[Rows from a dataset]
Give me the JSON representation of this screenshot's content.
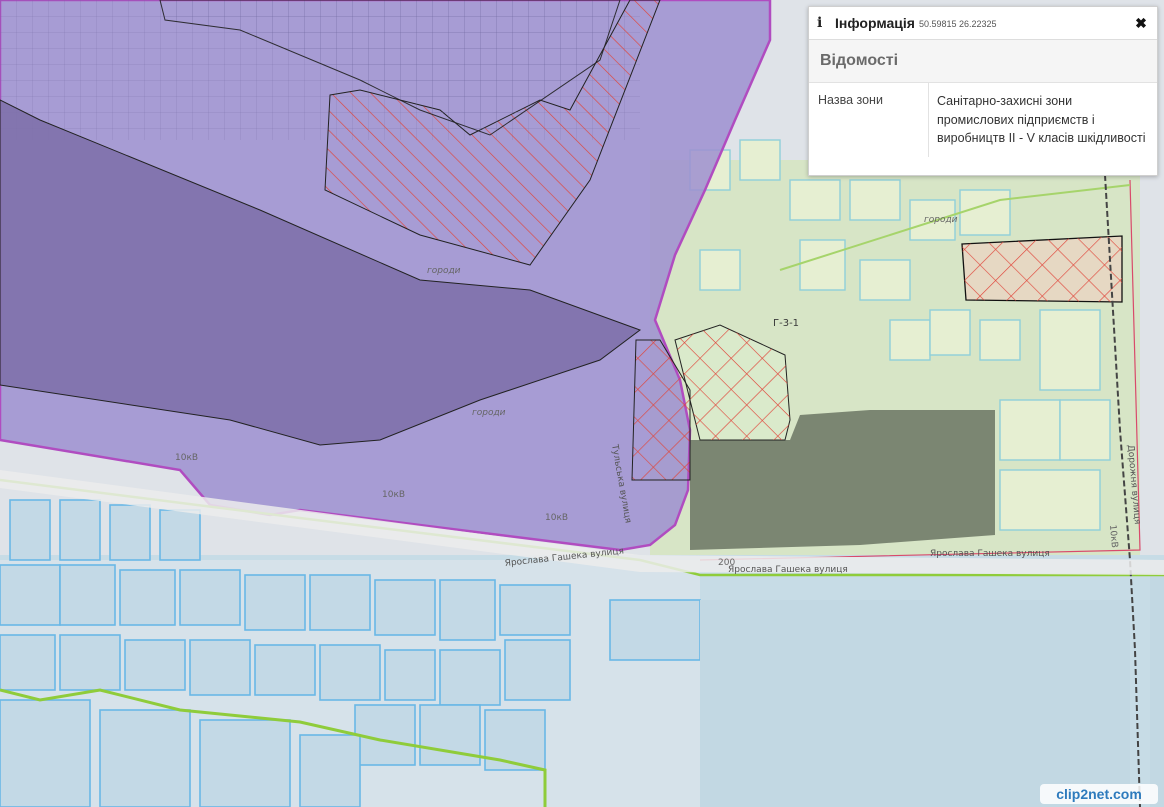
{
  "info_panel": {
    "title": "Інформація",
    "coordinates": "50.59815 26.22325",
    "section": "Відомості",
    "rows": [
      {
        "label": "Назва зони",
        "value": "Санітарно-захисні зони промислових підприємств і виробництв II - V класів шкідливості"
      }
    ]
  },
  "map_labels": {
    "street_1": "Ярослава Гашека вулиця",
    "street_2": "Ярослава Гашека вулиця",
    "street_3": "Ярослава Гашека вулиця",
    "street_4": "Тульська вулиця",
    "street_5": "Дорожня вулиця",
    "power_1": "10кВ",
    "power_2": "10кВ",
    "power_3": "10кВ",
    "power_4": "10кВ",
    "gardens_1": "городи",
    "gardens_2": "городи",
    "gardens_3": "городи",
    "zone_code": "Г-3-1",
    "number_200": "200"
  },
  "watermark": "clip2net.com"
}
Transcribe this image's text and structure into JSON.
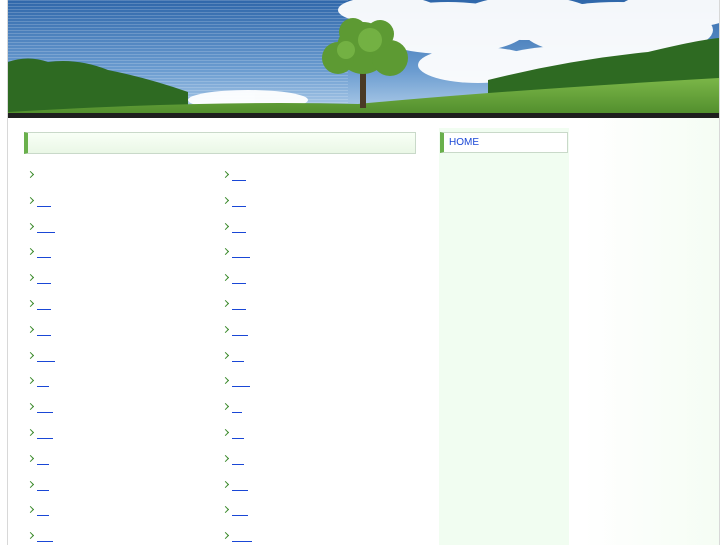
{
  "banner": {
    "sky_color": "#3f78b8",
    "grass_color": "#5c9a35",
    "forest_color": "#2e6a22"
  },
  "main": {
    "heading": "",
    "left_links": [
      {
        "label": "",
        "underline_width": 0
      },
      {
        "label": "",
        "underline_width": 14
      },
      {
        "label": "",
        "underline_width": 18
      },
      {
        "label": "",
        "underline_width": 14
      },
      {
        "label": "",
        "underline_width": 14
      },
      {
        "label": "",
        "underline_width": 14
      },
      {
        "label": "",
        "underline_width": 14
      },
      {
        "label": "",
        "underline_width": 18
      },
      {
        "label": "",
        "underline_width": 12
      },
      {
        "label": "",
        "underline_width": 16
      },
      {
        "label": "",
        "underline_width": 16
      },
      {
        "label": "",
        "underline_width": 12
      },
      {
        "label": "",
        "underline_width": 12
      },
      {
        "label": "",
        "underline_width": 12
      },
      {
        "label": "",
        "underline_width": 16
      }
    ],
    "right_links": [
      {
        "label": "",
        "underline_width": 14
      },
      {
        "label": "",
        "underline_width": 14
      },
      {
        "label": "",
        "underline_width": 14
      },
      {
        "label": "",
        "underline_width": 18
      },
      {
        "label": "",
        "underline_width": 14
      },
      {
        "label": "",
        "underline_width": 14
      },
      {
        "label": "",
        "underline_width": 16
      },
      {
        "label": "",
        "underline_width": 12
      },
      {
        "label": "",
        "underline_width": 18
      },
      {
        "label": "",
        "underline_width": 10
      },
      {
        "label": "",
        "underline_width": 12
      },
      {
        "label": "",
        "underline_width": 12
      },
      {
        "label": "",
        "underline_width": 16
      },
      {
        "label": "",
        "underline_width": 16
      },
      {
        "label": "",
        "underline_width": 20
      }
    ]
  },
  "sidebar": {
    "home_label": "HOME"
  },
  "colors": {
    "link": "#1a47d6",
    "accent": "#6ab04c",
    "sidebar_bg": "#f1fdf1"
  }
}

_STATED TASK_
The data above needs to be retyped exactly, with the images left out.

_ANSWER_
Give me the JSON representation of this screenshot's content.
{
  "info_panel": {
    "title": "Інформація",
    "coordinates": "50.59815 26.22325",
    "section": "Відомості",
    "rows": [
      {
        "label": "Назва зони",
        "value": "Санітарно-захисні зони промислових підприємств і виробництв II - V класів шкідливості"
      }
    ]
  },
  "map_labels": {
    "street_1": "Ярослава Гашека вулиця",
    "street_2": "Ярослава Гашека вулиця",
    "street_3": "Ярослава Гашека вулиця",
    "street_4": "Тульська вулиця",
    "street_5": "Дорожня вулиця",
    "power_1": "10кВ",
    "power_2": "10кВ",
    "power_3": "10кВ",
    "power_4": "10кВ",
    "gardens_1": "городи",
    "gardens_2": "городи",
    "gardens_3": "городи",
    "zone_code": "Г-3-1",
    "number_200": "200"
  },
  "watermark": "clip2net.com"
}
Transcribe this image's text and structure into JSON.
{
  "banner": {
    "sky_color": "#3f78b8",
    "grass_color": "#5c9a35",
    "forest_color": "#2e6a22"
  },
  "main": {
    "heading": "",
    "left_links": [
      {
        "label": "",
        "underline_width": 0
      },
      {
        "label": "",
        "underline_width": 14
      },
      {
        "label": "",
        "underline_width": 18
      },
      {
        "label": "",
        "underline_width": 14
      },
      {
        "label": "",
        "underline_width": 14
      },
      {
        "label": "",
        "underline_width": 14
      },
      {
        "label": "",
        "underline_width": 14
      },
      {
        "label": "",
        "underline_width": 18
      },
      {
        "label": "",
        "underline_width": 12
      },
      {
        "label": "",
        "underline_width": 16
      },
      {
        "label": "",
        "underline_width": 16
      },
      {
        "label": "",
        "underline_width": 12
      },
      {
        "label": "",
        "underline_width": 12
      },
      {
        "label": "",
        "underline_width": 12
      },
      {
        "label": "",
        "underline_width": 16
      }
    ],
    "right_links": [
      {
        "label": "",
        "underline_width": 14
      },
      {
        "label": "",
        "underline_width": 14
      },
      {
        "label": "",
        "underline_width": 14
      },
      {
        "label": "",
        "underline_width": 18
      },
      {
        "label": "",
        "underline_width": 14
      },
      {
        "label": "",
        "underline_width": 14
      },
      {
        "label": "",
        "underline_width": 16
      },
      {
        "label": "",
        "underline_width": 12
      },
      {
        "label": "",
        "underline_width": 18
      },
      {
        "label": "",
        "underline_width": 10
      },
      {
        "label": "",
        "underline_width": 12
      },
      {
        "label": "",
        "underline_width": 12
      },
      {
        "label": "",
        "underline_width": 16
      },
      {
        "label": "",
        "underline_width": 16
      },
      {
        "label": "",
        "underline_width": 20
      }
    ]
  },
  "sidebar": {
    "home_label": "HOME"
  },
  "colors": {
    "link": "#1a47d6",
    "accent": "#6ab04c",
    "sidebar_bg": "#f1fdf1"
  }
}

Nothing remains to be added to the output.